> _EXTRACT TO READ_:
-=-=-=-=-
How to access BigQuery data from server-side GTM (via Firestore)

This solution allows for data, contained within BigQuery to be queried and stored in Firestore where it can then be accessed on the fly by server-side GTM. This will allow for tags to be augmented with additional information before they are sent to their endpoints. For example:

A purchase event on the client-side GTM container triggers an HTTP request to the server-side container

HTTP request contains event name ‘Purchase’ and item id ‘14589’

Item id is used to look up item information using a Firestore lookup variable

All information about that specific item is returned back to the server container where it can be added to the event tag before it is sent to GA4

The Google cloud services used are:

  • BigQuery: This is where the main tables of data live. They can either be queried as a one-off to build a JSON of desired data for Firestore or they can be regularly queried so up-to-date data is feeding into Firestore
  • Cloud Store: Cloud store acts as the intermediary between BigQuery and Firestore. When an initial query is sent to BugQuery, its results are stored in a storage bucket in the form of a JSON file. This JSON file is then uploaded to Firestore using a cloud function
  • Cloud Function: The cloud function in this case is used to take the JSON file stored in the cloud storage bucket and import it to Firestore. The function is triggered by a pub/sub call
  • Google Workflow: Google workflow is used to dictate the order and flow of tasks that need to take place. It used a YAML script to break down the various stages and execute them before moving on to the next. This is where to BigQuery table is queried and stored. Only then is a pub/sub message sent to the function to store the file in Firestore. This workflow can also be triggered using a cloud scheduler
  • Cloud Scheduler: This allows for the workflow to be triggered at specific intervals. Uses cron job notation

Contents

  1. Prerequisits
  2. Create a cloud function
  3. Create a Google Workflow
  4. Test
  5. Accessing the data from ssGTM
  6. Check the look-up is working
  7. Conclusions

Prerequisites

Something you will need to have in place before proceeding:

  • A GCP project
  • Some BigQuery data
  • A query that collects the necessary data from BigQuery
  • Google Cloud Storage Bucket to store the query results in

You also need to enable these services:

  • Google Workflows
  • Google Cloud Functions
  • Google Pub/Sub

Create a new service account, where the account should be able to do the following:

  • Query BigQuery tables where the data you want to move lives
  • Read and Write files into relevant Cloud Storage Bucket
  • Able to create new cloud scheduler rules
  • Be able to read and write to firestore
  • Be cable to send pub/sub messages

Create a cloud function

First, we need to create a pub/sub-triggered cloud function that will write the necessary data to Firestore. There is no need to alter the code below as all of the information required will be contained within the pub/sub message that triggers the function.
-=-=-=-=-
> _RECORD EXCERPTS_:

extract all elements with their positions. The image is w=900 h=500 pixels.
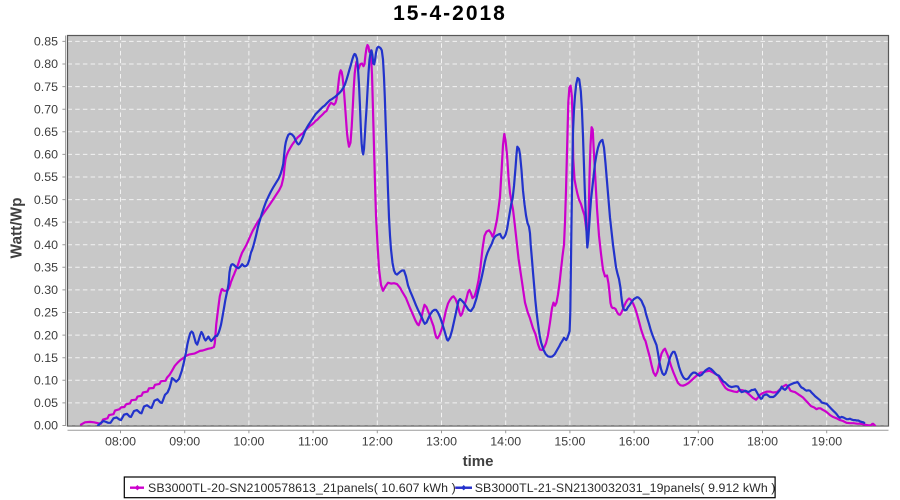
svg-text:13:00: 13:00 <box>426 435 457 449</box>
svg-text:0.20: 0.20 <box>34 328 58 342</box>
svg-text:0.70: 0.70 <box>34 102 58 116</box>
svg-text:0.50: 0.50 <box>34 193 58 207</box>
svg-text:0.85: 0.85 <box>34 35 58 49</box>
svg-text:08:00: 08:00 <box>105 435 136 449</box>
svg-text:0.80: 0.80 <box>34 57 58 71</box>
svg-text:10:00: 10:00 <box>233 435 264 449</box>
svg-text:0.35: 0.35 <box>34 261 58 275</box>
svg-text:0.25: 0.25 <box>34 306 58 320</box>
svg-text:Watt/Wp: Watt/Wp <box>9 198 26 259</box>
svg-text:18:00: 18:00 <box>747 435 778 449</box>
svg-text:15:00: 15:00 <box>554 435 585 449</box>
svg-text:0.05: 0.05 <box>34 396 58 410</box>
svg-text:16:00: 16:00 <box>619 435 650 449</box>
svg-text:SB3000TL-20-SN2100578613_21pan: SB3000TL-20-SN2100578613_21panels( 10.60… <box>148 481 456 495</box>
svg-text:0.00: 0.00 <box>34 419 58 433</box>
svg-text:0.75: 0.75 <box>34 80 58 94</box>
svg-text:17:00: 17:00 <box>683 435 714 449</box>
svg-text:0.40: 0.40 <box>34 238 58 252</box>
svg-text:0.60: 0.60 <box>34 148 58 162</box>
svg-text:19:00: 19:00 <box>811 435 842 449</box>
svg-text:0.55: 0.55 <box>34 170 58 184</box>
svg-text:11:00: 11:00 <box>298 435 328 449</box>
svg-text:09:00: 09:00 <box>169 435 200 449</box>
svg-text:SB3000TL-21-SN2130032031_19pan: SB3000TL-21-SN2130032031_19panels( 9.912… <box>475 481 776 495</box>
svg-text:0.15: 0.15 <box>34 351 58 365</box>
svg-text:time: time <box>463 453 494 470</box>
svg-text:0.45: 0.45 <box>34 215 58 229</box>
svg-text:0.30: 0.30 <box>34 283 58 297</box>
svg-text:0.10: 0.10 <box>34 374 58 388</box>
svg-text:14:00: 14:00 <box>490 435 521 449</box>
svg-text:0.65: 0.65 <box>34 125 58 139</box>
svg-text:12:00: 12:00 <box>362 435 393 449</box>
-=-=-=-=-
Can you rewrite the BigQuery-to-Firestore guide from "Create a new" up to and including "triggers the function.", changing "service account" to "IAM service account"?

Create a new IAM service account, where the account should be able to do the following:

  • Query BigQuery tables where the data you want to move lives
  • Read and Write files into relevant Cloud Storage Bucket
  • Able to create new cloud scheduler rules
  • Be able to read and write to firestore
  • Be cable to send pub/sub messages

Create a cloud function

First, we need to create a pub/sub-triggered cloud function that will write the necessary data to Firestore. There is no need to alter the code below as all of the information required will be contained within the pub/sub message that triggers the function.